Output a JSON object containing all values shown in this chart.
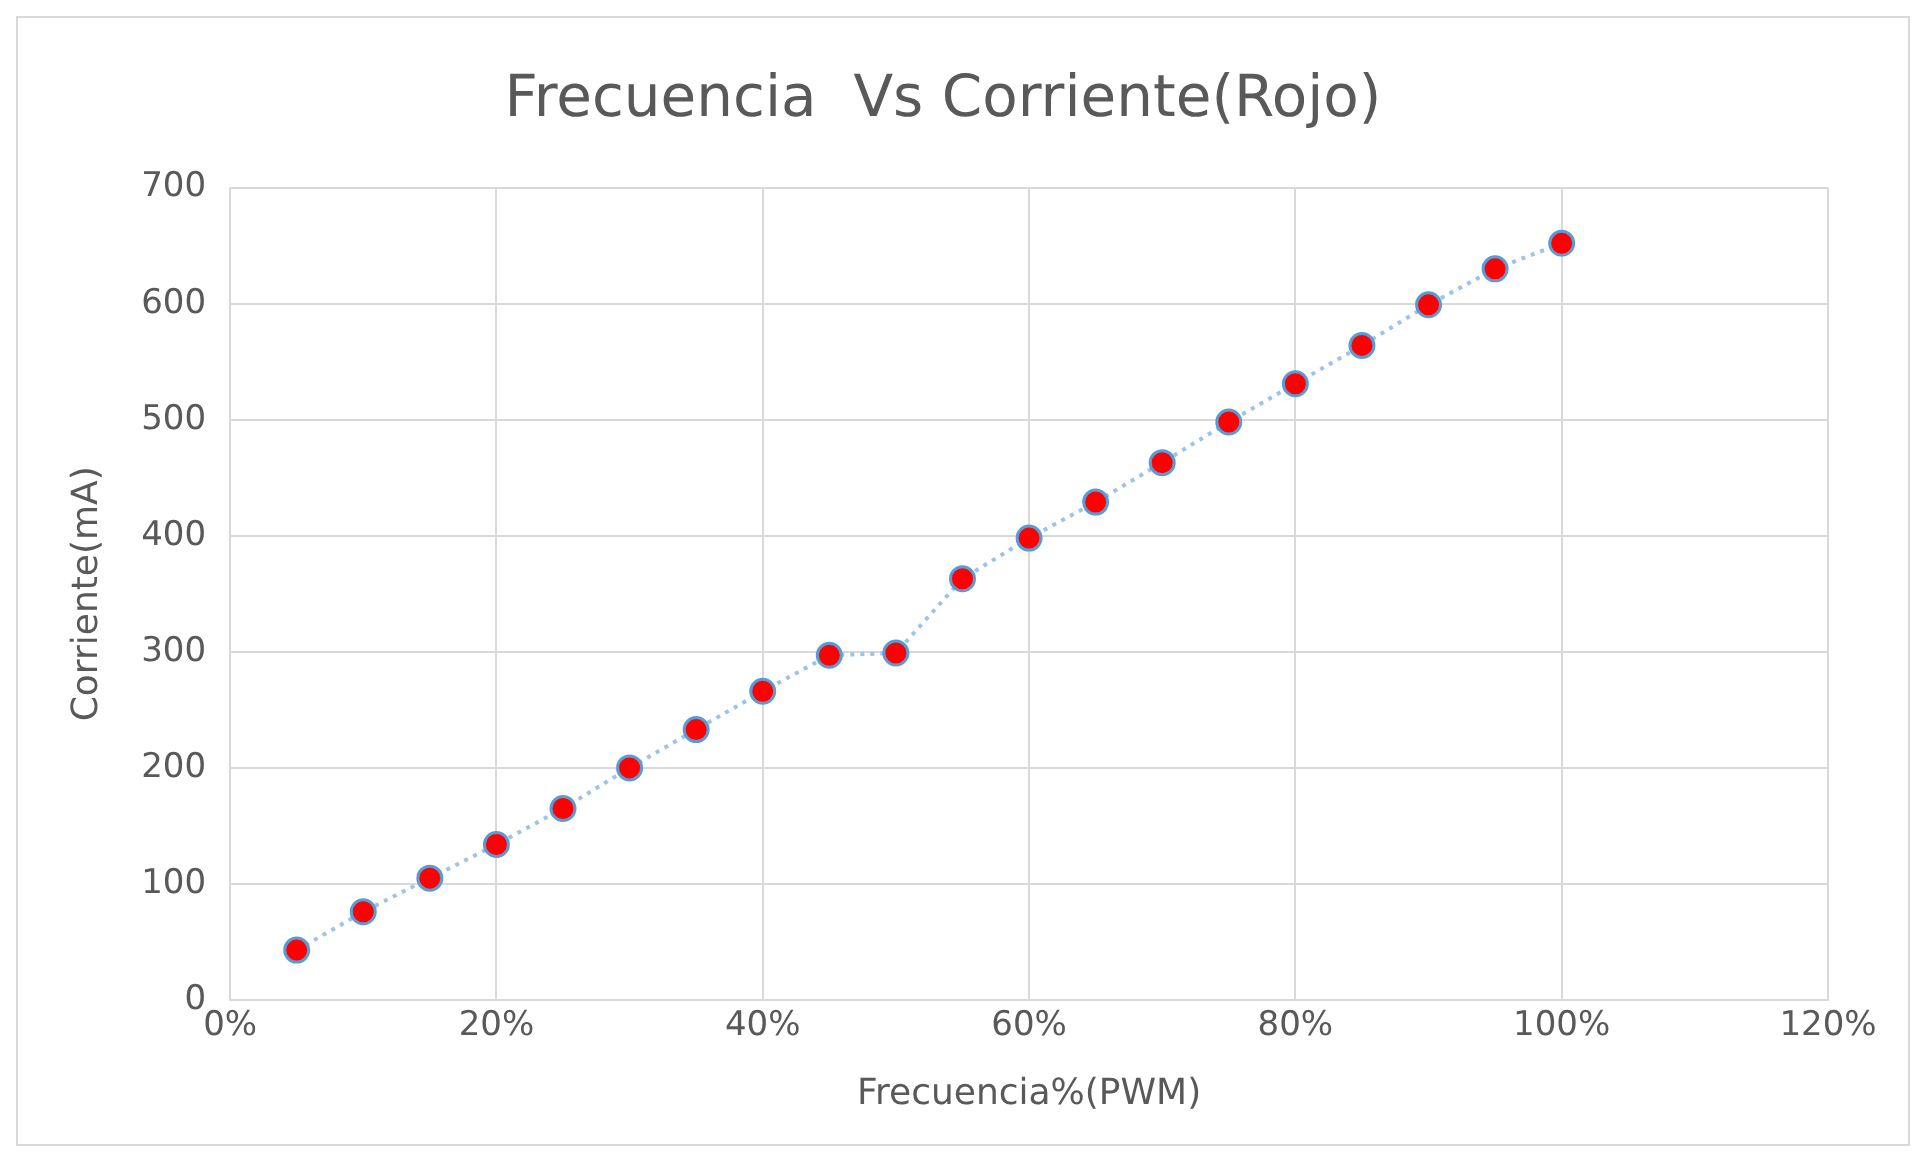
{
  "chart_data": {
    "type": "line",
    "title": "Frecuencia  Vs Corriente(Rojo)",
    "xlabel": "Frecuencia%(PWM)",
    "ylabel": "Corriente(mA)",
    "x": [
      5,
      10,
      15,
      20,
      25,
      30,
      35,
      40,
      45,
      50,
      55,
      60,
      65,
      70,
      75,
      80,
      85,
      90,
      95,
      100
    ],
    "series": [
      {
        "color": "#9dc3e6",
        "colors": [
          "#ff0000",
          "#ff0000",
          "#ff0000",
          "#ff0000",
          "#ff0000",
          "#ff0000",
          "#ff0000",
          "#ff0000",
          "#ff0000",
          "#ff0000",
          "#ff0000",
          "#ff0000",
          "#ff0000",
          "#ff0000",
          "#ff0000",
          "#ff0000",
          "#ff0000",
          "#ff0000",
          "#ff0000",
          "#ff0000"
        ],
        "values": [
          43,
          76,
          105,
          134,
          165,
          200,
          233,
          266,
          297,
          299,
          363,
          398,
          429,
          463,
          498,
          531,
          564,
          599,
          630,
          652
        ]
      }
    ],
    "xlim": [
      0,
      120
    ],
    "xticks": [
      {
        "value": 0,
        "label": "0%"
      },
      {
        "value": 20,
        "label": "20%"
      },
      {
        "value": 40,
        "label": "40%"
      },
      {
        "value": 60,
        "label": "60%"
      },
      {
        "value": 80,
        "label": "80%"
      },
      {
        "value": 100,
        "label": "100%"
      },
      {
        "value": 120,
        "label": "120%"
      }
    ],
    "ylim": [
      0,
      700
    ],
    "yticks": [
      0,
      100,
      200,
      300,
      400,
      500,
      600,
      700
    ],
    "grid": true,
    "marker": "circle",
    "line_style": "dotted"
  }
}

• • • • •

YOUR INSTRUCTIONS: Copy and report every line where the word "values" is present.

OUTPUT OF THE TASK:
Output a JSON object containing all values shown in this chart.
        "values": [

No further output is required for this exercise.